● Written exercise
Tally the lines that hold the string "рядовой", and reply with the count alone.

── Extracted material ──

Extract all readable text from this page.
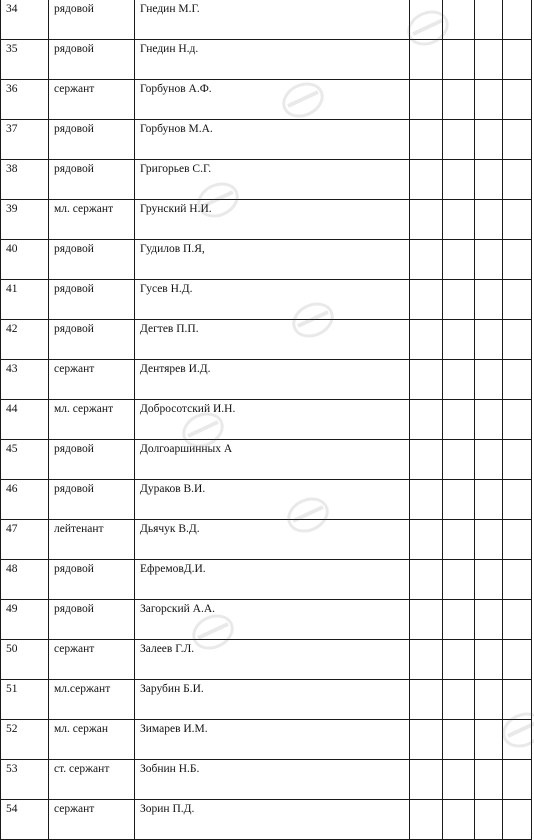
34	рядовой	Гнедин М.Г.				
35	рядовой	Гнедин Н.д.				
36	сержант	Горбунов А.Ф.				
37	рядовой	Горбунов М.А.				
38	рядовой	Григорьев С.Г.				
39	мл. сержант	Грунский Н.И.				
40	рядовой	Гудилов П.Я,				
41	рядовой	Гусев Н.Д.				
42	рядовой	Дегтев П.П.				
43	сержант	Дентярев И.Д.				
44	мл. сержант	Добросотский И.Н.				
45	рядовой	Долгоаршинных А				
46	рядовой	Дураков В.И.				
47	лейтенант	Дьячук В.Д.				
48	рядовой	ЕфремовД.И.				
49	рядовой	Загорский А.А.				
50	сержант	Залеев Г.Л.				
51	мл.сержант	Зарубин Б.И.				
52	мл. сержан	Зимарев И.М.				
53	ст. сержант	Зобнин Н.Б.				
54	сержант	Зорин П.Д.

───

● Result below
11